#### Data entries:
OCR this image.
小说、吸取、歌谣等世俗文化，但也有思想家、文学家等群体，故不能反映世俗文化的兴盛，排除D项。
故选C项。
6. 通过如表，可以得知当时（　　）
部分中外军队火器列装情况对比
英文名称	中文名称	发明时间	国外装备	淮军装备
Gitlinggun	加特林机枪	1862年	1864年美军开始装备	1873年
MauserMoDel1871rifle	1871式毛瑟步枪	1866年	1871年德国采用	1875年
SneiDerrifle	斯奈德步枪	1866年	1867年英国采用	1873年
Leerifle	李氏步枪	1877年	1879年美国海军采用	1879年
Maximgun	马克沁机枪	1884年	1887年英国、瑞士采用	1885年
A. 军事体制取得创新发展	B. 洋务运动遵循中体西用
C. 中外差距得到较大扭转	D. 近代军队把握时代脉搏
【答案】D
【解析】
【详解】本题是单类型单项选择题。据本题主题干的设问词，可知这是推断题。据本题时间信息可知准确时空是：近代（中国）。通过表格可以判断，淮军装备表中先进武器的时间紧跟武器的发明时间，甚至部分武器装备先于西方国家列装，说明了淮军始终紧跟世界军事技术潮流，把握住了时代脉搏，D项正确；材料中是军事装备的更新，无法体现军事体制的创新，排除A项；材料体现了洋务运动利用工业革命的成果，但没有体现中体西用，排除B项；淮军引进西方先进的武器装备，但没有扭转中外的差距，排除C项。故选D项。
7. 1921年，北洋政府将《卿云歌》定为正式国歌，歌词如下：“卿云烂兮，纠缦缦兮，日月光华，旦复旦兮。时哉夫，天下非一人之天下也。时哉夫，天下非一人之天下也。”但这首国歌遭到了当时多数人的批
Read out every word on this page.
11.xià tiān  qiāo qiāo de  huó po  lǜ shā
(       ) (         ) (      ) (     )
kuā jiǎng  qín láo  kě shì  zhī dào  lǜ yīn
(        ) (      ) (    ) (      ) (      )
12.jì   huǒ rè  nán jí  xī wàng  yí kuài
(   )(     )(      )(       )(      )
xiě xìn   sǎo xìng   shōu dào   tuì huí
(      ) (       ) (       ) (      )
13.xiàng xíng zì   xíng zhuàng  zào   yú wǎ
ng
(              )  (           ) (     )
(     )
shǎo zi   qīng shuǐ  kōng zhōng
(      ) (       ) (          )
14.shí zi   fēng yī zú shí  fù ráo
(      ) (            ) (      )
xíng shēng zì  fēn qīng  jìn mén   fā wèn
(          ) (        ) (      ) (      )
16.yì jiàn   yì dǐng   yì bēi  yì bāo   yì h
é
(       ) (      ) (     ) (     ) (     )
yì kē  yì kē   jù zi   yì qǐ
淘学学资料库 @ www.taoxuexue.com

==

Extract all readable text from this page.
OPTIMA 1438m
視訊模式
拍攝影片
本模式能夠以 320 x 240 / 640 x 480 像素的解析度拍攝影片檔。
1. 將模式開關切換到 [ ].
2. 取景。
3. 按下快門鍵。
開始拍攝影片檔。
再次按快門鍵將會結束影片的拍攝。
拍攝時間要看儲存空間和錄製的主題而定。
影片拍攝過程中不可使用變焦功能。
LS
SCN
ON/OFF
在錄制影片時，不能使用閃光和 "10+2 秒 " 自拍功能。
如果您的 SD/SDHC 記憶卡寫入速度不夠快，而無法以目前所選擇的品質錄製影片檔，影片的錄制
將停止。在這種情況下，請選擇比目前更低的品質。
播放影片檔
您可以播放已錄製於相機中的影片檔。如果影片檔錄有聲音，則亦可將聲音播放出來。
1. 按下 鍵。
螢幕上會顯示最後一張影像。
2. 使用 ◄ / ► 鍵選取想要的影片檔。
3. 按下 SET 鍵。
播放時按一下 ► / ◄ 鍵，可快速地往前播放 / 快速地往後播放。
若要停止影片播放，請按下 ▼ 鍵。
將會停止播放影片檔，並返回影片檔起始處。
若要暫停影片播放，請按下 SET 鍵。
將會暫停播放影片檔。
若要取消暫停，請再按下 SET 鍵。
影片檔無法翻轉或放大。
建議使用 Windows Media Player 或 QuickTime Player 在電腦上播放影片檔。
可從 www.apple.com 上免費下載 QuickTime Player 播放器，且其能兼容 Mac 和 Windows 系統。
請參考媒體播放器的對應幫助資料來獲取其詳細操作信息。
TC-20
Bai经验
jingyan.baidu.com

---

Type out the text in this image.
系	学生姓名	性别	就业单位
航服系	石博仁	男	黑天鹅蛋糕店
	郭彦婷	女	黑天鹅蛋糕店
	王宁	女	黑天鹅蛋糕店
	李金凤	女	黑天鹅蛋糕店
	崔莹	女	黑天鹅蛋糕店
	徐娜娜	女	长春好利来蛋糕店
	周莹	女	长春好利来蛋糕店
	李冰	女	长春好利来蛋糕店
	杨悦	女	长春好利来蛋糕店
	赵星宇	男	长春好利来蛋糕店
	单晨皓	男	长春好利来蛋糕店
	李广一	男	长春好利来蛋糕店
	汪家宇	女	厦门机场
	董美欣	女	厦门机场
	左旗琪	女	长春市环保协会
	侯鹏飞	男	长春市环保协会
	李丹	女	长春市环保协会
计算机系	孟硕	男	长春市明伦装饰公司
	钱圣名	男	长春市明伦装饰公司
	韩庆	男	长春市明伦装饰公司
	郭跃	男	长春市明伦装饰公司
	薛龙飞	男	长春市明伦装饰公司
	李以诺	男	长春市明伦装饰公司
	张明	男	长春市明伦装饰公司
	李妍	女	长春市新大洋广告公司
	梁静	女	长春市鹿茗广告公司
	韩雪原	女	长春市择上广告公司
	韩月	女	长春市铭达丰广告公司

#### The task:
Look through the data above. Copy every line with the string "长春市环保协会" in it.

#### Task response:
	左旗琪	女	长春市环保协会
	侯鹏飞	男	长春市环保协会
	李丹	女	长春市环保协会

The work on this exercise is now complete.